> **PROBLEM TO WORK ON**
Every line in the listing is to be echoed verbatim.

>> BEGIN SOURCE MATERIAL

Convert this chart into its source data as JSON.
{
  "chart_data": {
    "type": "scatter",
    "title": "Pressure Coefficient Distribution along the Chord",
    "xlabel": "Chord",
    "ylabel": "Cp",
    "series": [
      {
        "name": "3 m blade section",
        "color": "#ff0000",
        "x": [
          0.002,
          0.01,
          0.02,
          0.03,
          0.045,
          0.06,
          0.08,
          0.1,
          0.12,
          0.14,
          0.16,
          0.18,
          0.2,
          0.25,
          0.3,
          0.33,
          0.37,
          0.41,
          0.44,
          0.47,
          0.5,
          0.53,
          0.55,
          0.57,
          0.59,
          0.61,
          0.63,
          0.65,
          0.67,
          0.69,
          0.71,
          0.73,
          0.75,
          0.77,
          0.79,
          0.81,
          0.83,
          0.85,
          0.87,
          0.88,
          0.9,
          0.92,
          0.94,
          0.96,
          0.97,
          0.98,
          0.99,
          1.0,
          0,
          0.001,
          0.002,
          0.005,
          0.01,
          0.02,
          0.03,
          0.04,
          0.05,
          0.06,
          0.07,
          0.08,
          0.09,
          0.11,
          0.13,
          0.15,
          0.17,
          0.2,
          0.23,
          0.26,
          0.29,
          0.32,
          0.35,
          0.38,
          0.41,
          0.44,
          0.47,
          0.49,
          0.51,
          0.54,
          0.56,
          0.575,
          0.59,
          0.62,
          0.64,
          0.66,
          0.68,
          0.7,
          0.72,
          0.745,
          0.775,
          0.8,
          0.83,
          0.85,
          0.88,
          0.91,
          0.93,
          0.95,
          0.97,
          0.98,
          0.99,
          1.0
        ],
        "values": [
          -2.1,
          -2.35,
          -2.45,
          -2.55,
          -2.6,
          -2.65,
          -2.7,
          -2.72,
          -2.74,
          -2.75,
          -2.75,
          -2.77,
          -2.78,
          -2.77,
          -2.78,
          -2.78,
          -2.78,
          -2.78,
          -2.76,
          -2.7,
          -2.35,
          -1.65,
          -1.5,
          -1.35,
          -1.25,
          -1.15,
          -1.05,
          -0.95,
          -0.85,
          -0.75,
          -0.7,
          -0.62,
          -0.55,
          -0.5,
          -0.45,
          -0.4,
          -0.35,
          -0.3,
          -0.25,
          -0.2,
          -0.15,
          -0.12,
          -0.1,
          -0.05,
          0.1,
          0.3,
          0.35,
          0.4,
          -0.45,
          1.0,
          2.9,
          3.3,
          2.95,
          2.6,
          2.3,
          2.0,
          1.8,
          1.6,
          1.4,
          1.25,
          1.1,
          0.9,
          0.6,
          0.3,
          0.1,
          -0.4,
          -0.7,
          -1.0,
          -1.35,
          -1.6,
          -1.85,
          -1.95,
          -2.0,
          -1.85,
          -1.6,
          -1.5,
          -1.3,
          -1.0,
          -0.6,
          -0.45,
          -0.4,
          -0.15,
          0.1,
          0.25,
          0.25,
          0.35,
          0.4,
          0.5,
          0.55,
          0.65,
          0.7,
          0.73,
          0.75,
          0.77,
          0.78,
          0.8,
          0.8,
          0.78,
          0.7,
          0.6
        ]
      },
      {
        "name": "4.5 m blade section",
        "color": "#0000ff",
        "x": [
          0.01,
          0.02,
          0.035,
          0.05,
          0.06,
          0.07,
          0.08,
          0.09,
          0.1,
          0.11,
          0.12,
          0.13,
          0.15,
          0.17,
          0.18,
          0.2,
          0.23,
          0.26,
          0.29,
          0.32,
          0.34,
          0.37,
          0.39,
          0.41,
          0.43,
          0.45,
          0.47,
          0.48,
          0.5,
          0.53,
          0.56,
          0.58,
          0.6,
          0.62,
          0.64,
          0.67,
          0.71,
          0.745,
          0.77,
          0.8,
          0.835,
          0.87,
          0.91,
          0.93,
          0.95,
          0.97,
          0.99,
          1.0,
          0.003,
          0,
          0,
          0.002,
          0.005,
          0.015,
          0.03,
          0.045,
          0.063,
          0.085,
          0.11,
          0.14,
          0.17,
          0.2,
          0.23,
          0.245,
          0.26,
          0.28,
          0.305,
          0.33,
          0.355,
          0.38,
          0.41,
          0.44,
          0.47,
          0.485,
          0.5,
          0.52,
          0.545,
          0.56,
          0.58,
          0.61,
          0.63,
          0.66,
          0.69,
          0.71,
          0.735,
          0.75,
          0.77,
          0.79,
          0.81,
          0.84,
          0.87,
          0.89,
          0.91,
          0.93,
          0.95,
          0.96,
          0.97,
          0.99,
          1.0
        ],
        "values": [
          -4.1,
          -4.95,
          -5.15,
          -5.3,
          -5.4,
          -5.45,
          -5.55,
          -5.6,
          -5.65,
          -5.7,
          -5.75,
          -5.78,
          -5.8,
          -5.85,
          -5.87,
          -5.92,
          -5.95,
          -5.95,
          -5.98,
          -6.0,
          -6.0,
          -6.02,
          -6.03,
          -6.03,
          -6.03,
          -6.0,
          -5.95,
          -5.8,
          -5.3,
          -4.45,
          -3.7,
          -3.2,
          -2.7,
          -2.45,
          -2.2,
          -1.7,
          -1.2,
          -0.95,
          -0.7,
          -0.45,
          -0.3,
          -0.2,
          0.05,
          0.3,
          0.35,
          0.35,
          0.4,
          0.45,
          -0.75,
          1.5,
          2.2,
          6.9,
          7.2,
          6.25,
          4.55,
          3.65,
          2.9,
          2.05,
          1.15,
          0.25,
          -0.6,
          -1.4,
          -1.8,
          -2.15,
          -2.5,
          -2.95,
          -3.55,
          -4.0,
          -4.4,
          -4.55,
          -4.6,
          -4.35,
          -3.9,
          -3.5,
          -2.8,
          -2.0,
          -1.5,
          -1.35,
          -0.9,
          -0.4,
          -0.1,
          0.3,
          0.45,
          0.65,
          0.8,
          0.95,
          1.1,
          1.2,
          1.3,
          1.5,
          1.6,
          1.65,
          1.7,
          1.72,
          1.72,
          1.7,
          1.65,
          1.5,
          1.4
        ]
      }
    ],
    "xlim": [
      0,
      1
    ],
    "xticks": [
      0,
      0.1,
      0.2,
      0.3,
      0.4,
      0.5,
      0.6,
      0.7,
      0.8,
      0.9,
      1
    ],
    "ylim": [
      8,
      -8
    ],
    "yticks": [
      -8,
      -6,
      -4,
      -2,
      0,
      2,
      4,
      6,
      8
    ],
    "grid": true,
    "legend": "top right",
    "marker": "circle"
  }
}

>> END SOURCE MATERIAL

> **OUTPUT BELOW**
Convert this chart into its source data as JSON.
{
  "chart_data": {
    "type": "scatter",
    "title": "Pressure Coefficient Distribution along the Chord",
    "xlabel": "Chord",
    "ylabel": "Cp",
    "series": [
      {
        "name": "3 m blade section",
        "color": "#ff0000",
        "x": [
          0.002,
          0.01,
          0.02,
          0.03,
          0.045,
          0.06,
          0.08,
          0.1,
          0.12,
          0.14,
          0.16,
          0.18,
          0.2,
          0.25,
          0.3,
          0.33,
          0.37,
          0.41,
          0.44,
          0.47,
          0.5,
          0.53,
          0.55,
          0.57,
          0.59,
          0.61,
          0.63,
          0.65,
          0.67,
          0.69,
          0.71,
          0.73,
          0.75,
          0.77,
          0.79,
          0.81,
          0.83,
          0.85,
          0.87,
          0.88,
          0.9,
          0.92,
          0.94,
          0.96,
          0.97,
          0.98,
          0.99,
          1.0,
          0,
          0.001,
          0.002,
          0.005,
          0.01,
          0.02,
          0.03,
          0.04,
          0.05,
          0.06,
          0.07,
          0.08,
          0.09,
          0.11,
          0.13,
          0.15,
          0.17,
          0.2,
          0.23,
          0.26,
          0.29,
          0.32,
          0.35,
          0.38,
          0.41,
          0.44,
          0.47,
          0.49,
          0.51,
          0.54,
          0.56,
          0.575,
          0.59,
          0.62,
          0.64,
          0.66,
          0.68,
          0.7,
          0.72,
          0.745,
          0.775,
          0.8,
          0.83,
          0.85,
          0.88,
          0.91,
          0.93,
          0.95,
          0.97,
          0.98,
          0.99,
          1.0
        ],
        "values": [
          -2.1,
          -2.35,
          -2.45,
          -2.55,
          -2.6,
          -2.65,
          -2.7,
          -2.72,
          -2.74,
          -2.75,
          -2.75,
          -2.77,
          -2.78,
          -2.77,
          -2.78,
          -2.78,
          -2.78,
          -2.78,
          -2.76,
          -2.7,
          -2.35,
          -1.65,
          -1.5,
          -1.35,
          -1.25,
          -1.15,
          -1.05,
          -0.95,
          -0.85,
          -0.75,
          -0.7,
          -0.62,
          -0.55,
          -0.5,
          -0.45,
          -0.4,
          -0.35,
          -0.3,
          -0.25,
          -0.2,
          -0.15,
          -0.12,
          -0.1,
          -0.05,
          0.1,
          0.3,
          0.35,
          0.4,
          -0.45,
          1.0,
          2.9,
          3.3,
          2.95,
          2.6,
          2.3,
          2.0,
          1.8,
          1.6,
          1.4,
          1.25,
          1.1,
          0.9,
          0.6,
          0.3,
          0.1,
          -0.4,
          -0.7,
          -1.0,
          -1.35,
          -1.6,
          -1.85,
          -1.95,
          -2.0,
          -1.85,
          -1.6,
          -1.5,
          -1.3,
          -1.0,
          -0.6,
          -0.45,
          -0.4,
          -0.15,
          0.1,
          0.25,
          0.25,
          0.35,
          0.4,
          0.5,
          0.55,
          0.65,
          0.7,
          0.73,
          0.75,
          0.77,
          0.78,
          0.8,
          0.8,
          0.78,
          0.7,
          0.6
        ]
      },
      {
        "name": "4.5 m blade section",
        "color": "#0000ff",
        "x": [
          0.01,
          0.02,
          0.035,
          0.05,
          0.06,
          0.07,
          0.08,
          0.09,
          0.1,
          0.11,
          0.12,
          0.13,
          0.15,
          0.17,
          0.18,
          0.2,
          0.23,
          0.26,
          0.29,
          0.32,
          0.34,
          0.37,
          0.39,
          0.41,
          0.43,
          0.45,
          0.47,
          0.48,
          0.5,
          0.53,
          0.56,
          0.58,
          0.6,
          0.62,
          0.64,
          0.67,
          0.71,
          0.745,
          0.77,
          0.8,
          0.835,
          0.87,
          0.91,
          0.93,
          0.95,
          0.97,
          0.99,
          1.0,
          0.003,
          0,
          0,
          0.002,
          0.005,
          0.015,
          0.03,
          0.045,
          0.063,
          0.085,
          0.11,
          0.14,
          0.17,
          0.2,
          0.23,
          0.245,
          0.26,
          0.28,
          0.305,
          0.33,
          0.355,
          0.38,
          0.41,
          0.44,
          0.47,
          0.485,
          0.5,
          0.52,
          0.545,
          0.56,
          0.58,
          0.61,
          0.63,
          0.66,
          0.69,
          0.71,
          0.735,
          0.75,
          0.77,
          0.79,
          0.81,
          0.84,
          0.87,
          0.89,
          0.91,
          0.93,
          0.95,
          0.96,
          0.97,
          0.99,
          1.0
        ],
        "values": [
          -4.1,
          -4.95,
          -5.15,
          -5.3,
          -5.4,
          -5.45,
          -5.55,
          -5.6,
          -5.65,
          -5.7,
          -5.75,
          -5.78,
          -5.8,
          -5.85,
          -5.87,
          -5.92,
          -5.95,
          -5.95,
          -5.98,
          -6.0,
          -6.0,
          -6.02,
          -6.03,
          -6.03,
          -6.03,
          -6.0,
          -5.95,
          -5.8,
          -5.3,
          -4.45,
          -3.7,
          -3.2,
          -2.7,
          -2.45,
          -2.2,
          -1.7,
          -1.2,
          -0.95,
          -0.7,
          -0.45,
          -0.3,
          -0.2,
          0.05,
          0.3,
          0.35,
          0.35,
          0.4,
          0.45,
          -0.75,
          1.5,
          2.2,
          6.9,
          7.2,
          6.25,
          4.55,
          3.65,
          2.9,
          2.05,
          1.15,
          0.25,
          -0.6,
          -1.4,
          -1.8,
          -2.15,
          -2.5,
          -2.95,
          -3.55,
          -4.0,
          -4.4,
          -4.55,
          -4.6,
          -4.35,
          -3.9,
          -3.5,
          -2.8,
          -2.0,
          -1.5,
          -1.35,
          -0.9,
          -0.4,
          -0.1,
          0.3,
          0.45,
          0.65,
          0.8,
          0.95,
          1.1,
          1.2,
          1.3,
          1.5,
          1.6,
          1.65,
          1.7,
          1.72,
          1.72,
          1.7,
          1.65,
          1.5,
          1.4
        ]
      }
    ],
    "xlim": [
      0,
      1
    ],
    "xticks": [
      0,
      0.1,
      0.2,
      0.3,
      0.4,
      0.5,
      0.6,
      0.7,
      0.8,
      0.9,
      1
    ],
    "ylim": [
      8,
      -8
    ],
    "yticks": [
      -8,
      -6,
      -4,
      -2,
      0,
      2,
      4,
      6,
      8
    ],
    "grid": true,
    "legend": "top right",
    "marker": "circle"
  }
}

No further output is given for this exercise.